#### STATED EXERCISE:
Return every record verbatim.

#### DATA TO USE:
• • • • •

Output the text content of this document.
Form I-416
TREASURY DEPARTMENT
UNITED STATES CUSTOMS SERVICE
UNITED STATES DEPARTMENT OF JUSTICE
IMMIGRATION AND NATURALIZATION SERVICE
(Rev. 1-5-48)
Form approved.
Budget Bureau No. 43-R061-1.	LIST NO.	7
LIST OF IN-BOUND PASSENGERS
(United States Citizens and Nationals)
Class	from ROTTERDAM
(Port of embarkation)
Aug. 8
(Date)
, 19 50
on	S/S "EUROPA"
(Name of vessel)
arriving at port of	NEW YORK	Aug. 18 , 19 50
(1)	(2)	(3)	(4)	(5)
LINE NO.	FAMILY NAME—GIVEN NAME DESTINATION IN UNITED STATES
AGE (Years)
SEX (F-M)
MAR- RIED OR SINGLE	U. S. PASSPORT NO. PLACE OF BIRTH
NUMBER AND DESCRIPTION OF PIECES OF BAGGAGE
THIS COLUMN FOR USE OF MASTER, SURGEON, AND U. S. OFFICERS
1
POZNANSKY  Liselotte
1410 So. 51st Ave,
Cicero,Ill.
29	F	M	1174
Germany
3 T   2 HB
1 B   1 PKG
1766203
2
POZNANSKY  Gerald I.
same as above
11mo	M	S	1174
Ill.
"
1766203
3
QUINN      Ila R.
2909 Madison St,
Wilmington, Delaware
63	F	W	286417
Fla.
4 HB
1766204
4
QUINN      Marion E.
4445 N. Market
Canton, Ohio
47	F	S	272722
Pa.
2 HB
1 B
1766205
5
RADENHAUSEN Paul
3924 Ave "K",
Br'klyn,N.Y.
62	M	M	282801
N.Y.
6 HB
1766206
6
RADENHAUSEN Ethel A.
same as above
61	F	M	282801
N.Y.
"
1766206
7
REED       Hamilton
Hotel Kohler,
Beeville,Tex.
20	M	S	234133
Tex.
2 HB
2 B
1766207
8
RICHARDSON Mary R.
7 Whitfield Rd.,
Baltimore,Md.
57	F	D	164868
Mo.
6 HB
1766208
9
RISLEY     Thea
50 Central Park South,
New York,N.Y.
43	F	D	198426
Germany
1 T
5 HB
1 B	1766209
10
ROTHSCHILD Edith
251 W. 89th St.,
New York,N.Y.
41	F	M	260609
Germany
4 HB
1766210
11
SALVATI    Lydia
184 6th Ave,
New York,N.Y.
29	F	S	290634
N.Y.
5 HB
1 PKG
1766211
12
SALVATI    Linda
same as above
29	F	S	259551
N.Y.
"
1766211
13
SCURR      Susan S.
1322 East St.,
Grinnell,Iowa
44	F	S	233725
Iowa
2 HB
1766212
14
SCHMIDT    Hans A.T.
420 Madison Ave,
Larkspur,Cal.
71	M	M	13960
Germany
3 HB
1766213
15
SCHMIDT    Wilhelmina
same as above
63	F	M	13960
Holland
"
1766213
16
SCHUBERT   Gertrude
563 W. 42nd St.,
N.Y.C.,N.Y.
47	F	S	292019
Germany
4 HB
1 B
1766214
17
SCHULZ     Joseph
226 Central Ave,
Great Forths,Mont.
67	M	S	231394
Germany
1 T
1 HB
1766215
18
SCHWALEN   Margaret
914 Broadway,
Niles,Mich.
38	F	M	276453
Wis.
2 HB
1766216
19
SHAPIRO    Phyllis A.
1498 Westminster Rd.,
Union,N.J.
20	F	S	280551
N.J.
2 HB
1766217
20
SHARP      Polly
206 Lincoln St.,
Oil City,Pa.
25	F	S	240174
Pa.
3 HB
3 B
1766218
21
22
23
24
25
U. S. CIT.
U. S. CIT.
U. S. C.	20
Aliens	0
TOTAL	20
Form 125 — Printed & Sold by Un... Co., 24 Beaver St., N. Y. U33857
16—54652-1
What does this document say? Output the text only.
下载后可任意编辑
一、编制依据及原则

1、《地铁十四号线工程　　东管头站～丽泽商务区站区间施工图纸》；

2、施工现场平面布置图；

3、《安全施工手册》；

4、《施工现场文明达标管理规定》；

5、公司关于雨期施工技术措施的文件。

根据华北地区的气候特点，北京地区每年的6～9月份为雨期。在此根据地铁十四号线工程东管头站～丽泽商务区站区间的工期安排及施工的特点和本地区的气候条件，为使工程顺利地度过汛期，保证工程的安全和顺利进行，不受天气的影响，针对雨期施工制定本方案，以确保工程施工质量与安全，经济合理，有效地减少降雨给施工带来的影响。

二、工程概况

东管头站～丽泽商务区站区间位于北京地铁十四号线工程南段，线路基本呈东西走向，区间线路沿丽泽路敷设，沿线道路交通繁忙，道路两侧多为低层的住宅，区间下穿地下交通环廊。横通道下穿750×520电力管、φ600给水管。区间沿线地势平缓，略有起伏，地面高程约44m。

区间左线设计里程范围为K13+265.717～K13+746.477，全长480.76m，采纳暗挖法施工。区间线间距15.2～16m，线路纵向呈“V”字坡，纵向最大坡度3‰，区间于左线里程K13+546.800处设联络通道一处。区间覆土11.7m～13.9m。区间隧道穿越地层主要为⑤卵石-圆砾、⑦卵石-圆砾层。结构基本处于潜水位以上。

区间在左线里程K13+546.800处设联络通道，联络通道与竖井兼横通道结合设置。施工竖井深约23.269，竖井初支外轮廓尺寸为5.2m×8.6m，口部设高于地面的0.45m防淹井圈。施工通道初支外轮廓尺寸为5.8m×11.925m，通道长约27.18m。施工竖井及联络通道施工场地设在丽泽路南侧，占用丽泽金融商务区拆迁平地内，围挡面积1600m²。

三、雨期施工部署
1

• • • • •

#### ANSWER:
Output the text content of this document.
Form I-416
TREASURY DEPARTMENT
UNITED STATES CUSTOMS SERVICE
UNITED STATES DEPARTMENT OF JUSTICE
IMMIGRATION AND NATURALIZATION SERVICE
(Rev. 1-5-48)
Form approved.
Budget Bureau No. 43-R061-1.	LIST NO.	7
LIST OF IN-BOUND PASSENGERS
(United States Citizens and Nationals)
Class	from ROTTERDAM
(Port of embarkation)
Aug. 8
(Date)
, 19 50
on	S/S "EUROPA"
(Name of vessel)
arriving at port of	NEW YORK	Aug. 18 , 19 50
(1)	(2)	(3)	(4)	(5)
LINE NO.	FAMILY NAME—GIVEN NAME DESTINATION IN UNITED STATES
AGE (Years)
SEX (F-M)
MAR- RIED OR SINGLE	U. S. PASSPORT NO. PLACE OF BIRTH
NUMBER AND DESCRIPTION OF PIECES OF BAGGAGE
THIS COLUMN FOR USE OF MASTER, SURGEON, AND U. S. OFFICERS
1
POZNANSKY  Liselotte
1410 So. 51st Ave,
Cicero,Ill.
29	F	M	1174
Germany
3 T   2 HB
1 B   1 PKG
1766203
2
POZNANSKY  Gerald I.
same as above
11mo	M	S	1174
Ill.
"
1766203
3
QUINN      Ila R.
2909 Madison St,
Wilmington, Delaware
63	F	W	286417
Fla.
4 HB
1766204
4
QUINN      Marion E.
4445 N. Market
Canton, Ohio
47	F	S	272722
Pa.
2 HB
1 B
1766205
5
RADENHAUSEN Paul
3924 Ave "K",
Br'klyn,N.Y.
62	M	M	282801
N.Y.
6 HB
1766206
6
RADENHAUSEN Ethel A.
same as above
61	F	M	282801
N.Y.
"
1766206
7
REED       Hamilton
Hotel Kohler,
Beeville,Tex.
20	M	S	234133
Tex.
2 HB
2 B
1766207
8
RICHARDSON Mary R.
7 Whitfield Rd.,
Baltimore,Md.
57	F	D	164868
Mo.
6 HB
1766208
9
RISLEY     Thea
50 Central Park South,
New York,N.Y.
43	F	D	198426
Germany
1 T
5 HB
1 B	1766209
10
ROTHSCHILD Edith
251 W. 89th St.,
New York,N.Y.
41	F	M	260609
Germany
4 HB
1766210
11
SALVATI    Lydia
184 6th Ave,
New York,N.Y.
29	F	S	290634
N.Y.
5 HB
1 PKG
1766211
12
SALVATI    Linda
same as above
29	F	S	259551
N.Y.
"
1766211
13
SCURR      Susan S.
1322 East St.,
Grinnell,Iowa
44	F	S	233725
Iowa
2 HB
1766212
14
SCHMIDT    Hans A.T.
420 Madison Ave,
Larkspur,Cal.
71	M	M	13960
Germany
3 HB
1766213
15
SCHMIDT    Wilhelmina
same as above
63	F	M	13960
Holland
"
1766213
16
SCHUBERT   Gertrude
563 W. 42nd St.,
N.Y.C.,N.Y.
47	F	S	292019
Germany
4 HB
1 B
1766214
17
SCHULZ     Joseph
226 Central Ave,
Great Forths,Mont.
67	M	S	231394
Germany
1 T
1 HB
1766215
18
SCHWALEN   Margaret
914 Broadway,
Niles,Mich.
38	F	M	276453
Wis.
2 HB
1766216
19
SHAPIRO    Phyllis A.
1498 Westminster Rd.,
Union,N.J.
20	F	S	280551
N.J.
2 HB
1766217
20
SHARP      Polly
206 Lincoln St.,
Oil City,Pa.
25	F	S	240174
Pa.
3 HB
3 B
1766218
21
22
23
24
25
U. S. CIT.
U. S. CIT.
U. S. C.	20
Aliens	0
TOTAL	20
Form 125 — Printed & Sold by Un... Co., 24 Beaver St., N. Y. U33857
16—54652-1
What does this document say? Output the text only.
下载后可任意编辑
一、编制依据及原则

1、《地铁十四号线工程　　东管头站～丽泽商务区站区间施工图纸》；

2、施工现场平面布置图；

3、《安全施工手册》；

4、《施工现场文明达标管理规定》；

5、公司关于雨期施工技术措施的文件。

根据华北地区的气候特点，北京地区每年的6～9月份为雨期。在此根据地铁十四号线工程东管头站～丽泽商务区站区间的工期安排及施工的特点和本地区的气候条件，为使工程顺利地度过汛期，保证工程的安全和顺利进行，不受天气的影响，针对雨期施工制定本方案，以确保工程施工质量与安全，经济合理，有效地减少降雨给施工带来的影响。

二、工程概况

东管头站～丽泽商务区站区间位于北京地铁十四号线工程南段，线路基本呈东西走向，区间线路沿丽泽路敷设，沿线道路交通繁忙，道路两侧多为低层的住宅，区间下穿地下交通环廊。横通道下穿750×520电力管、φ600给水管。区间沿线地势平缓，略有起伏，地面高程约44m。

区间左线设计里程范围为K13+265.717～K13+746.477，全长480.76m，采纳暗挖法施工。区间线间距15.2～16m，线路纵向呈“V”字坡，纵向最大坡度3‰，区间于左线里程K13+546.800处设联络通道一处。区间覆土11.7m～13.9m。区间隧道穿越地层主要为⑤卵石-圆砾、⑦卵石-圆砾层。结构基本处于潜水位以上。

区间在左线里程K13+546.800处设联络通道，联络通道与竖井兼横通道结合设置。施工竖井深约23.269，竖井初支外轮廓尺寸为5.2m×8.6m，口部设高于地面的0.45m防淹井圈。施工通道初支外轮廓尺寸为5.8m×11.925m，通道长约27.18m。施工竖井及联络通道施工场地设在丽泽路南侧，占用丽泽金融商务区拆迁平地内，围挡面积1600m²。

三、雨期施工部署
1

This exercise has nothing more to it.